DATASET ROWS:
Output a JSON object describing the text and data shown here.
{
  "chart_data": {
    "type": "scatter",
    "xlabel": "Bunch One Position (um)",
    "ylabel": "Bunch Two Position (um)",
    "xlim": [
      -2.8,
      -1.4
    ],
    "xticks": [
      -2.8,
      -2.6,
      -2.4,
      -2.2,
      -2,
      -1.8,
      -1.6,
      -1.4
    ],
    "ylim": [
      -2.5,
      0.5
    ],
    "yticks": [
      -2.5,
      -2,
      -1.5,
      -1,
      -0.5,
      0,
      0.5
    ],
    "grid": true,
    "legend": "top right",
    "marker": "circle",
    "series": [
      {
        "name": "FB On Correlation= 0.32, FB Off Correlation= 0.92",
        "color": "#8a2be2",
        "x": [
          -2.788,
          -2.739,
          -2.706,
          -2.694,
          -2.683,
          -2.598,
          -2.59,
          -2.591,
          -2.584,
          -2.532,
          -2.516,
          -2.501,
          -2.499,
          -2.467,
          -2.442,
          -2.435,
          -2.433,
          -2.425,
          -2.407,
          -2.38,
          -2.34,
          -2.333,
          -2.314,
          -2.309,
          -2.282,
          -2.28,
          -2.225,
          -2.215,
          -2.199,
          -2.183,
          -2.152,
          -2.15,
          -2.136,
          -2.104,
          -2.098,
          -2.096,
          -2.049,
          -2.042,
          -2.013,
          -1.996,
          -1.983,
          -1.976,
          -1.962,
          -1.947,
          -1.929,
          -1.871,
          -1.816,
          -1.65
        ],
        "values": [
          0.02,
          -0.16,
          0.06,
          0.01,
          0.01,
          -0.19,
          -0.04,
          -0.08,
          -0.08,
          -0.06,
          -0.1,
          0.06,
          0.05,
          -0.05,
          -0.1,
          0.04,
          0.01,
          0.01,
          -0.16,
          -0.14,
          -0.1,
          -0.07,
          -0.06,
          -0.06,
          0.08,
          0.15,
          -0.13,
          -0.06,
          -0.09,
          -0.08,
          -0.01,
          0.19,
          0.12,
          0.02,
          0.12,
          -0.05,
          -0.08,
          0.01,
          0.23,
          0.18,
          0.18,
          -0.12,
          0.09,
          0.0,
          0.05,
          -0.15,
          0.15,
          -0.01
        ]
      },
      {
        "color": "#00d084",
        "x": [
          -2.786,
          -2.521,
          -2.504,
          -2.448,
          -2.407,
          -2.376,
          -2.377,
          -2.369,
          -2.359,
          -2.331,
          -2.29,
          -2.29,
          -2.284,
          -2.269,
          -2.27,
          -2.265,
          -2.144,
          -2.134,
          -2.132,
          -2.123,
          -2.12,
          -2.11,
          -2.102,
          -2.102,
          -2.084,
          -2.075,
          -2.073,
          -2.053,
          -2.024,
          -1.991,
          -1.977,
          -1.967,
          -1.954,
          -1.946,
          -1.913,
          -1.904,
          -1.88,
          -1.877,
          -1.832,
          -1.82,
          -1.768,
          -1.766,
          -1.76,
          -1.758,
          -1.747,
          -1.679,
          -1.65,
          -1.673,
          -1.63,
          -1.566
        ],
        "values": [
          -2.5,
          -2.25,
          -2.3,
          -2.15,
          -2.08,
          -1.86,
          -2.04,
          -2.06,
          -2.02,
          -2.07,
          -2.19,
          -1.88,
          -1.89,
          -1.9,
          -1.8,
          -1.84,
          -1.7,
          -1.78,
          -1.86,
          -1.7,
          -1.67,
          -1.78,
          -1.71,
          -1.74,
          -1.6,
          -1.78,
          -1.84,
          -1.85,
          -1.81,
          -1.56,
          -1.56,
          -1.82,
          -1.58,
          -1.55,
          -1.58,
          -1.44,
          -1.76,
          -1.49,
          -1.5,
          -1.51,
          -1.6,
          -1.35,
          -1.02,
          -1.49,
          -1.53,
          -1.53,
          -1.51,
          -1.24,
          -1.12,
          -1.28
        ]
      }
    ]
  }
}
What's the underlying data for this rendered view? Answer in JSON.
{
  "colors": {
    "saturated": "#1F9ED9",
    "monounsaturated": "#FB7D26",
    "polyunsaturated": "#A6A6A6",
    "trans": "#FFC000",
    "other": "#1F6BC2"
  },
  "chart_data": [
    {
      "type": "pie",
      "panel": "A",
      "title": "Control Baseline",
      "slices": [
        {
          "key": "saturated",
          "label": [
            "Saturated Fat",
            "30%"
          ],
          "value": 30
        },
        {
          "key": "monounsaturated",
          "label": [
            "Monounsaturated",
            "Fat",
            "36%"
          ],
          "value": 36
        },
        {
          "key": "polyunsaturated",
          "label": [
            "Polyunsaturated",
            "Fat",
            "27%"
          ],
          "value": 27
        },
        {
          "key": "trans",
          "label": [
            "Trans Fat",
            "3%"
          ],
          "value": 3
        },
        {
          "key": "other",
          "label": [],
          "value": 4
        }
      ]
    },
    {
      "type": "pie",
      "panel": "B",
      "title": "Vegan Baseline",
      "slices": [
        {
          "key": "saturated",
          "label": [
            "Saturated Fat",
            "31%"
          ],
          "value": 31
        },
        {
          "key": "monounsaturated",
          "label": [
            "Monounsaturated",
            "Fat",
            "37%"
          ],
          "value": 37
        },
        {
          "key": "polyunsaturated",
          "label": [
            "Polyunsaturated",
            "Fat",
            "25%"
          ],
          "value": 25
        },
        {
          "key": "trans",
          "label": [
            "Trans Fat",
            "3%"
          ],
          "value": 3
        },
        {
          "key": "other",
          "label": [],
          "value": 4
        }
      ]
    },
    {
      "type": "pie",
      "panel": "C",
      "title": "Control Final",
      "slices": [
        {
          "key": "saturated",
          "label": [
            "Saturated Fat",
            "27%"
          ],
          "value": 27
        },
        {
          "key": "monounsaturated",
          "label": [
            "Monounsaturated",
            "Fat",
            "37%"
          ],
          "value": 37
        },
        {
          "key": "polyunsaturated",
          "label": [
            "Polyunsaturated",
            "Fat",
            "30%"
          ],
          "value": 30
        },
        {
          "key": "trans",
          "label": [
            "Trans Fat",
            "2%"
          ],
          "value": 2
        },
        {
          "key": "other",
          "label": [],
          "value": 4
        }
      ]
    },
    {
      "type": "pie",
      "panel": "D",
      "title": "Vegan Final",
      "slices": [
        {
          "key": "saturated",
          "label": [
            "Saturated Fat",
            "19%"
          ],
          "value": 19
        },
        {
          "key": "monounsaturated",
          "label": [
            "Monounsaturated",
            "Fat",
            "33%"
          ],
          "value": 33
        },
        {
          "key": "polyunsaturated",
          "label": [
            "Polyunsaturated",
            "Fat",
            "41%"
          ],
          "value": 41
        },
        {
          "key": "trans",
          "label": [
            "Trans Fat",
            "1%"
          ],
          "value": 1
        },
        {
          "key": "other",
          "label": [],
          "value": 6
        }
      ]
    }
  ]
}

OBJECTIVE: Retype all of the material above with every character intact.

TASK SOLUTION:
Output a JSON object describing the text and data shown here.
{
  "chart_data": {
    "type": "scatter",
    "xlabel": "Bunch One Position (um)",
    "ylabel": "Bunch Two Position (um)",
    "xlim": [
      -2.8,
      -1.4
    ],
    "xticks": [
      -2.8,
      -2.6,
      -2.4,
      -2.2,
      -2,
      -1.8,
      -1.6,
      -1.4
    ],
    "ylim": [
      -2.5,
      0.5
    ],
    "yticks": [
      -2.5,
      -2,
      -1.5,
      -1,
      -0.5,
      0,
      0.5
    ],
    "grid": true,
    "legend": "top right",
    "marker": "circle",
    "series": [
      {
        "name": "FB On Correlation= 0.32, FB Off Correlation= 0.92",
        "color": "#8a2be2",
        "x": [
          -2.788,
          -2.739,
          -2.706,
          -2.694,
          -2.683,
          -2.598,
          -2.59,
          -2.591,
          -2.584,
          -2.532,
          -2.516,
          -2.501,
          -2.499,
          -2.467,
          -2.442,
          -2.435,
          -2.433,
          -2.425,
          -2.407,
          -2.38,
          -2.34,
          -2.333,
          -2.314,
          -2.309,
          -2.282,
          -2.28,
          -2.225,
          -2.215,
          -2.199,
          -2.183,
          -2.152,
          -2.15,
          -2.136,
          -2.104,
          -2.098,
          -2.096,
          -2.049,
          -2.042,
          -2.013,
          -1.996,
          -1.983,
          -1.976,
          -1.962,
          -1.947,
          -1.929,
          -1.871,
          -1.816,
          -1.65
        ],
        "values": [
          0.02,
          -0.16,
          0.06,
          0.01,
          0.01,
          -0.19,
          -0.04,
          -0.08,
          -0.08,
          -0.06,
          -0.1,
          0.06,
          0.05,
          -0.05,
          -0.1,
          0.04,
          0.01,
          0.01,
          -0.16,
          -0.14,
          -0.1,
          -0.07,
          -0.06,
          -0.06,
          0.08,
          0.15,
          -0.13,
          -0.06,
          -0.09,
          -0.08,
          -0.01,
          0.19,
          0.12,
          0.02,
          0.12,
          -0.05,
          -0.08,
          0.01,
          0.23,
          0.18,
          0.18,
          -0.12,
          0.09,
          0.0,
          0.05,
          -0.15,
          0.15,
          -0.01
        ]
      },
      {
        "color": "#00d084",
        "x": [
          -2.786,
          -2.521,
          -2.504,
          -2.448,
          -2.407,
          -2.376,
          -2.377,
          -2.369,
          -2.359,
          -2.331,
          -2.29,
          -2.29,
          -2.284,
          -2.269,
          -2.27,
          -2.265,
          -2.144,
          -2.134,
          -2.132,
          -2.123,
          -2.12,
          -2.11,
          -2.102,
          -2.102,
          -2.084,
          -2.075,
          -2.073,
          -2.053,
          -2.024,
          -1.991,
          -1.977,
          -1.967,
          -1.954,
          -1.946,
          -1.913,
          -1.904,
          -1.88,
          -1.877,
          -1.832,
          -1.82,
          -1.768,
          -1.766,
          -1.76,
          -1.758,
          -1.747,
          -1.679,
          -1.65,
          -1.673,
          -1.63,
          -1.566
        ],
        "values": [
          -2.5,
          -2.25,
          -2.3,
          -2.15,
          -2.08,
          -1.86,
          -2.04,
          -2.06,
          -2.02,
          -2.07,
          -2.19,
          -1.88,
          -1.89,
          -1.9,
          -1.8,
          -1.84,
          -1.7,
          -1.78,
          -1.86,
          -1.7,
          -1.67,
          -1.78,
          -1.71,
          -1.74,
          -1.6,
          -1.78,
          -1.84,
          -1.85,
          -1.81,
          -1.56,
          -1.56,
          -1.82,
          -1.58,
          -1.55,
          -1.58,
          -1.44,
          -1.76,
          -1.49,
          -1.5,
          -1.51,
          -1.6,
          -1.35,
          -1.02,
          -1.49,
          -1.53,
          -1.53,
          -1.51,
          -1.24,
          -1.12,
          -1.28
        ]
      }
    ]
  }
}
What's the underlying data for this rendered view? Answer in JSON.
{
  "colors": {
    "saturated": "#1F9ED9",
    "monounsaturated": "#FB7D26",
    "polyunsaturated": "#A6A6A6",
    "trans": "#FFC000",
    "other": "#1F6BC2"
  },
  "chart_data": [
    {
      "type": "pie",
      "panel": "A",
      "title": "Control Baseline",
      "slices": [
        {
          "key": "saturated",
          "label": [
            "Saturated Fat",
            "30%"
          ],
          "value": 30
        },
        {
          "key": "monounsaturated",
          "label": [
            "Monounsaturated",
            "Fat",
            "36%"
          ],
          "value": 36
        },
        {
          "key": "polyunsaturated",
          "label": [
            "Polyunsaturated",
            "Fat",
            "27%"
          ],
          "value": 27
        },
        {
          "key": "trans",
          "label": [
            "Trans Fat",
            "3%"
          ],
          "value": 3
        },
        {
          "key": "other",
          "label": [],
          "value": 4
        }
      ]
    },
    {
      "type": "pie",
      "panel": "B",
      "title": "Vegan Baseline",
      "slices": [
        {
          "key": "saturated",
          "label": [
            "Saturated Fat",
            "31%"
          ],
          "value": 31
        },
        {
          "key": "monounsaturated",
          "label": [
            "Monounsaturated",
            "Fat",
            "37%"
          ],
          "value": 37
        },
        {
          "key": "polyunsaturated",
          "label": [
            "Polyunsaturated",
            "Fat",
            "25%"
          ],
          "value": 25
        },
        {
          "key": "trans",
          "label": [
            "Trans Fat",
            "3%"
          ],
          "value": 3
        },
        {
          "key": "other",
          "label": [],
          "value": 4
        }
      ]
    },
    {
      "type": "pie",
      "panel": "C",
      "title": "Control Final",
      "slices": [
        {
          "key": "saturated",
          "label": [
            "Saturated Fat",
            "27%"
          ],
          "value": 27
        },
        {
          "key": "monounsaturated",
          "label": [
            "Monounsaturated",
            "Fat",
            "37%"
          ],
          "value": 37
        },
        {
          "key": "polyunsaturated",
          "label": [
            "Polyunsaturated",
            "Fat",
            "30%"
          ],
          "value": 30
        },
        {
          "key": "trans",
          "label": [
            "Trans Fat",
            "2%"
          ],
          "value": 2
        },
        {
          "key": "other",
          "label": [],
          "value": 4
        }
      ]
    },
    {
      "type": "pie",
      "panel": "D",
      "title": "Vegan Final",
      "slices": [
        {
          "key": "saturated",
          "label": [
            "Saturated Fat",
            "19%"
          ],
          "value": 19
        },
        {
          "key": "monounsaturated",
          "label": [
            "Monounsaturated",
            "Fat",
            "33%"
          ],
          "value": 33
        },
        {
          "key": "polyunsaturated",
          "label": [
            "Polyunsaturated",
            "Fat",
            "41%"
          ],
          "value": 41
        },
        {
          "key": "trans",
          "label": [
            "Trans Fat",
            "1%"
          ],
          "value": 1
        },
        {
          "key": "other",
          "label": [],
          "value": 6
        }
      ]
    }
  ]
}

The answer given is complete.